Copy every line from the data below in which the string "пункта" can be found.

Dataset excerpt
*-*-*
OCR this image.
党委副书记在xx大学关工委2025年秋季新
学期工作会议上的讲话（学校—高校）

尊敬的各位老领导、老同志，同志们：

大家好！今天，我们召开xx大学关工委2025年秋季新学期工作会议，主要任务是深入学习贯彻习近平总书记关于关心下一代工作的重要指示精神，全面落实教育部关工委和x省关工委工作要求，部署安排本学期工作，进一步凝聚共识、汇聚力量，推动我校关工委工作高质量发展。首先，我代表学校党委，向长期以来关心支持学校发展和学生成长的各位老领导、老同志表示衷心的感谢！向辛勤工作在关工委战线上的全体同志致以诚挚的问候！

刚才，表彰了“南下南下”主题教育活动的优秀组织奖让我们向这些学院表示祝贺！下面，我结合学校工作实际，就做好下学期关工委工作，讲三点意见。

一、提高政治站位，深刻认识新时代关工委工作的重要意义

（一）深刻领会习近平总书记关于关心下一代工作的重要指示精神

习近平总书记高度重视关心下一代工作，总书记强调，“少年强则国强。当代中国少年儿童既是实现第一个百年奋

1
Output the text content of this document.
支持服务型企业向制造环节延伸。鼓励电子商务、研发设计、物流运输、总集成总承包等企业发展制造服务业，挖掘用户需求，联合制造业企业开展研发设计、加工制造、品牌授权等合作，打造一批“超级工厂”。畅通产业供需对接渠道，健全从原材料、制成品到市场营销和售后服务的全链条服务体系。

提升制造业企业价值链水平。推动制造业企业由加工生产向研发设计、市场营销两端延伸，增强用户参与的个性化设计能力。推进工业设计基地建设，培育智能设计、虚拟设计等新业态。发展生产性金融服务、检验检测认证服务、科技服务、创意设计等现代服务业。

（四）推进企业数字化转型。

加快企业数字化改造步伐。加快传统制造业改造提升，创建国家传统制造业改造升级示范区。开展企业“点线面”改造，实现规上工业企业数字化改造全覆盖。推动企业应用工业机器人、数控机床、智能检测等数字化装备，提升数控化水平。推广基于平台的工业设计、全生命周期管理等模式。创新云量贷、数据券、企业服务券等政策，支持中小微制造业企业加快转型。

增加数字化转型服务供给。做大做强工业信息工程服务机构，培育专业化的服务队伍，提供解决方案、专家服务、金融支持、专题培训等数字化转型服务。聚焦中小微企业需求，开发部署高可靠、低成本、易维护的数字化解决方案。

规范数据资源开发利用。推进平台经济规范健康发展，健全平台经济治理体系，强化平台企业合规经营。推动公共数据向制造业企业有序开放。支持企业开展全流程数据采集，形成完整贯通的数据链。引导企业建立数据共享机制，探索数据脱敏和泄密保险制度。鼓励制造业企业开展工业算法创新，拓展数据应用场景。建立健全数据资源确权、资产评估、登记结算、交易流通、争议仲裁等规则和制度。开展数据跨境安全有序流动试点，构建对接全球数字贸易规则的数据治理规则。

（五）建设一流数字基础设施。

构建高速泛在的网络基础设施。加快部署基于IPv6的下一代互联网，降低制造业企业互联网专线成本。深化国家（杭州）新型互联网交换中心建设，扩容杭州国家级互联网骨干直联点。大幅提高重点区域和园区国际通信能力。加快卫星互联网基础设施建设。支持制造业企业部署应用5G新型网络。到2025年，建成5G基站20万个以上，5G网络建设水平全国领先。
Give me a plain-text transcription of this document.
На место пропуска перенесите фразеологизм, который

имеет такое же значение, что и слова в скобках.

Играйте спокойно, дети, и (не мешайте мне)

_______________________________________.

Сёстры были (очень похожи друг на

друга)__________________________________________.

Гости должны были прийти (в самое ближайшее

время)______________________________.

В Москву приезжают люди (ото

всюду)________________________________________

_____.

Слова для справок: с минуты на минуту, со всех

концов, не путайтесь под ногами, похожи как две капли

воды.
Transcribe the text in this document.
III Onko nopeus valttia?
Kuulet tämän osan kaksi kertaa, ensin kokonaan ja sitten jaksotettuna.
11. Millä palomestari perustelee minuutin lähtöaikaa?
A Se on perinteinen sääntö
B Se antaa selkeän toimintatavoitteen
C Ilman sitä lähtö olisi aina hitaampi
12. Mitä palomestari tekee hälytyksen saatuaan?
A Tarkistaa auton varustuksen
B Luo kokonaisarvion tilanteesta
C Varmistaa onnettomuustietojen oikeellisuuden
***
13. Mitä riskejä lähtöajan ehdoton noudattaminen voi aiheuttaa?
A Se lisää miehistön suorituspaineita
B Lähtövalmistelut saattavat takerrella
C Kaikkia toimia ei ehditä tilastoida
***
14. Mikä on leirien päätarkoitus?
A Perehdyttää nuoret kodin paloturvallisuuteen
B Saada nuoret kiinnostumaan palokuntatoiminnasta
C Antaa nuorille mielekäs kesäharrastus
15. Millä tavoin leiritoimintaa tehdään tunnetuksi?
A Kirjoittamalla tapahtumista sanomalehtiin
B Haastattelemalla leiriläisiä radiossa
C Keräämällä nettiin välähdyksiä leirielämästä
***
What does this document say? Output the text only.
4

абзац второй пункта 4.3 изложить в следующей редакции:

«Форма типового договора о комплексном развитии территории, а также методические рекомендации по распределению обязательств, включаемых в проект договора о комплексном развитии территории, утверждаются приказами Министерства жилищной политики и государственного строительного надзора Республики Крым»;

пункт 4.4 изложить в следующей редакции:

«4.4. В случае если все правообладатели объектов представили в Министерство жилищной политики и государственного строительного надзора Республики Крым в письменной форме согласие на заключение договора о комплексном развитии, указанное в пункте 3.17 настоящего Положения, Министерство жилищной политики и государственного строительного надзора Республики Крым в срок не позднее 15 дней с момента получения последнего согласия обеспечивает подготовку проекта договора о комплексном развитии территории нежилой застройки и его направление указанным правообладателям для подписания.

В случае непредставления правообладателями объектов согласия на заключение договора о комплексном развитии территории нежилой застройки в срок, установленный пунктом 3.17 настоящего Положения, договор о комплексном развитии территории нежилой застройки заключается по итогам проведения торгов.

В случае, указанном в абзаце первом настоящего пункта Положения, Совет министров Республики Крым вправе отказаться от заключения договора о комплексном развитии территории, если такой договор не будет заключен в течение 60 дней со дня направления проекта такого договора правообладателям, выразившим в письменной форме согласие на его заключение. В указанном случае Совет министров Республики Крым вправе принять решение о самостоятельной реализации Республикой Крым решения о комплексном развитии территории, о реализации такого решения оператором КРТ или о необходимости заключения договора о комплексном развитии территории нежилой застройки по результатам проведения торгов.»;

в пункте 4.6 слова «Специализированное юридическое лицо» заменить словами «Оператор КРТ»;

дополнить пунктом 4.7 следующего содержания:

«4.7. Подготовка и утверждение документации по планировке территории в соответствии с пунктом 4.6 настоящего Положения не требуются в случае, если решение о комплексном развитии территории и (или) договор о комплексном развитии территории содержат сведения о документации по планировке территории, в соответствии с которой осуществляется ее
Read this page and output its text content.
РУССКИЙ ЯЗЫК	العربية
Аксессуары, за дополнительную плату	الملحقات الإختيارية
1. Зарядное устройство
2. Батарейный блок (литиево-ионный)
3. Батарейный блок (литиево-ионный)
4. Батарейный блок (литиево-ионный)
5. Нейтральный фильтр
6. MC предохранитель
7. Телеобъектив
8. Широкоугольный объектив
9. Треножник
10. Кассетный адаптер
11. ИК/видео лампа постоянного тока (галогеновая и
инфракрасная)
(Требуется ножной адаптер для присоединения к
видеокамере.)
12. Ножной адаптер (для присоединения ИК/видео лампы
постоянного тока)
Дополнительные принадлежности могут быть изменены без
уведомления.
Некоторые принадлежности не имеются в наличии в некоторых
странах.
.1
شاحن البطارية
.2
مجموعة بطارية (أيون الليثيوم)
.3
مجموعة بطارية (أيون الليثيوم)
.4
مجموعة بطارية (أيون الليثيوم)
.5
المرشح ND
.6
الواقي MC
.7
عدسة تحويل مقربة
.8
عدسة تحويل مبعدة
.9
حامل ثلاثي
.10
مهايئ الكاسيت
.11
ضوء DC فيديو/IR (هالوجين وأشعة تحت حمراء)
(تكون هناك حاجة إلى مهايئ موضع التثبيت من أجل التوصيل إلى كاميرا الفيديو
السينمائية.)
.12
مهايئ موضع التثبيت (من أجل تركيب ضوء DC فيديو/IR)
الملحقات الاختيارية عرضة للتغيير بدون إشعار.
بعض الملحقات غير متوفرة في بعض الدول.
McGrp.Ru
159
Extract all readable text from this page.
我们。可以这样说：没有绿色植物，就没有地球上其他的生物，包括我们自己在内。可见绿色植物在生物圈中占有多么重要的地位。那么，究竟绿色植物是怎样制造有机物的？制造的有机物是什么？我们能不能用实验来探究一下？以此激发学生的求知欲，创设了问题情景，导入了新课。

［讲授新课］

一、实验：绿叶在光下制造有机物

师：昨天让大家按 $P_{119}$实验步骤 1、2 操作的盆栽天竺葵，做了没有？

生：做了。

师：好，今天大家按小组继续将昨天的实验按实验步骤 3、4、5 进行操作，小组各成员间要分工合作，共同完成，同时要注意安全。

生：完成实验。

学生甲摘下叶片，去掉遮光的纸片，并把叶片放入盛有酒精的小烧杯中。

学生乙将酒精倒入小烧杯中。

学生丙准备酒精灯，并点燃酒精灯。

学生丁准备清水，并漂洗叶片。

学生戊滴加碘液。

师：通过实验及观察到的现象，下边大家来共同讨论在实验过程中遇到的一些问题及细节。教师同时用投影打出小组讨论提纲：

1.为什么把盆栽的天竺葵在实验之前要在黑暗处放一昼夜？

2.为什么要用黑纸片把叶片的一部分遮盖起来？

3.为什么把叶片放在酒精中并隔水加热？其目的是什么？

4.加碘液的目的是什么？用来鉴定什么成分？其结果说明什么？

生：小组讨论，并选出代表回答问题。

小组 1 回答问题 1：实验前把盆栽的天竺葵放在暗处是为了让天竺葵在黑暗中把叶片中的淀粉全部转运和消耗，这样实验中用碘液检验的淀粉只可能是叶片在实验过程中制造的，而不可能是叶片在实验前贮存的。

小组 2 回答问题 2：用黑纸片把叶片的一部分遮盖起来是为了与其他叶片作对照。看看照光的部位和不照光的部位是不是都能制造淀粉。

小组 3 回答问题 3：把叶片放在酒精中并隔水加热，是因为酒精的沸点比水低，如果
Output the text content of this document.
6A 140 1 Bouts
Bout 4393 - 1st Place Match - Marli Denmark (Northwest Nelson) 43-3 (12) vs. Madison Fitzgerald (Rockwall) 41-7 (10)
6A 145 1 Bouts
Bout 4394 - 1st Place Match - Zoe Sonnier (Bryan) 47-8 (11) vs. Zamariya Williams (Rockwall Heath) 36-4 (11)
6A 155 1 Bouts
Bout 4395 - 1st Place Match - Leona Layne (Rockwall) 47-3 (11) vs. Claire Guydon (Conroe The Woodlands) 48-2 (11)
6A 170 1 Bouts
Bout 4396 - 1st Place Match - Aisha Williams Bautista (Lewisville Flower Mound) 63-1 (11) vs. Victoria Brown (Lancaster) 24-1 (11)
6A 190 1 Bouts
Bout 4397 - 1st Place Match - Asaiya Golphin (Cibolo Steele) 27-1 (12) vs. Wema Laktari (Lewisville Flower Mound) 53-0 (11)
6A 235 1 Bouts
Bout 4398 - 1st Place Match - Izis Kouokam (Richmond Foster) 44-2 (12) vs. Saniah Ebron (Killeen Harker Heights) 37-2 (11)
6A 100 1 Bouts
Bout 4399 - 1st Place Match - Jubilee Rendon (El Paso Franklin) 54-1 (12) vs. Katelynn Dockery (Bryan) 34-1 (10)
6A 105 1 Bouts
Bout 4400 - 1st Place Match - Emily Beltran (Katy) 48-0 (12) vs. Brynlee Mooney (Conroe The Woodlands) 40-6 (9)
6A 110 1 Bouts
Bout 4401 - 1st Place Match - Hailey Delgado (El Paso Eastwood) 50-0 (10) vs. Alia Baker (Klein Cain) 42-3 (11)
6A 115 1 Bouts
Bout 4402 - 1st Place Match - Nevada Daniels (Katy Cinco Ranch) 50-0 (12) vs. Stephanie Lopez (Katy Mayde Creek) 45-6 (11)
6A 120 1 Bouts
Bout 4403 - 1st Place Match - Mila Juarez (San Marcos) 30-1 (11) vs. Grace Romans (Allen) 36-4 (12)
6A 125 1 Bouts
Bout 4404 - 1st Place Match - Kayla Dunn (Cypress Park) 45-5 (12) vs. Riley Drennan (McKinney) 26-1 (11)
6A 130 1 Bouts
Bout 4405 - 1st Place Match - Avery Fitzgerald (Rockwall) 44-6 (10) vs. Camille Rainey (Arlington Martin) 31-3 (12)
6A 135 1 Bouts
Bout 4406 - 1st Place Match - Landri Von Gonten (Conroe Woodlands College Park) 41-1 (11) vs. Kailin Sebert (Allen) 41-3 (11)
*-*-*
== Answer to this exercise ==
абзац второй пункта 4.3 изложить в следующей редакции:
В случае, указанном в абзаце первом настоящего пункта Положения, Совет министров Республики Крым вправе отказаться от заключения договора о комплексном развитии территории, если такой договор не будет заключен в течение 60 дней со дня направления проекта такого договора правообладателям, выразившим в письменной форме согласие на его заключение. В указанном случае Совет министров Республики Крым вправе принять решение о самостоятельной реализации Республикой Крым решения о комплексном развитии территории, о реализации такого решения оператором КРТ или о необходимости заключения договора о комплексном развитии территории нежилой застройки по результатам проведения торгов.»;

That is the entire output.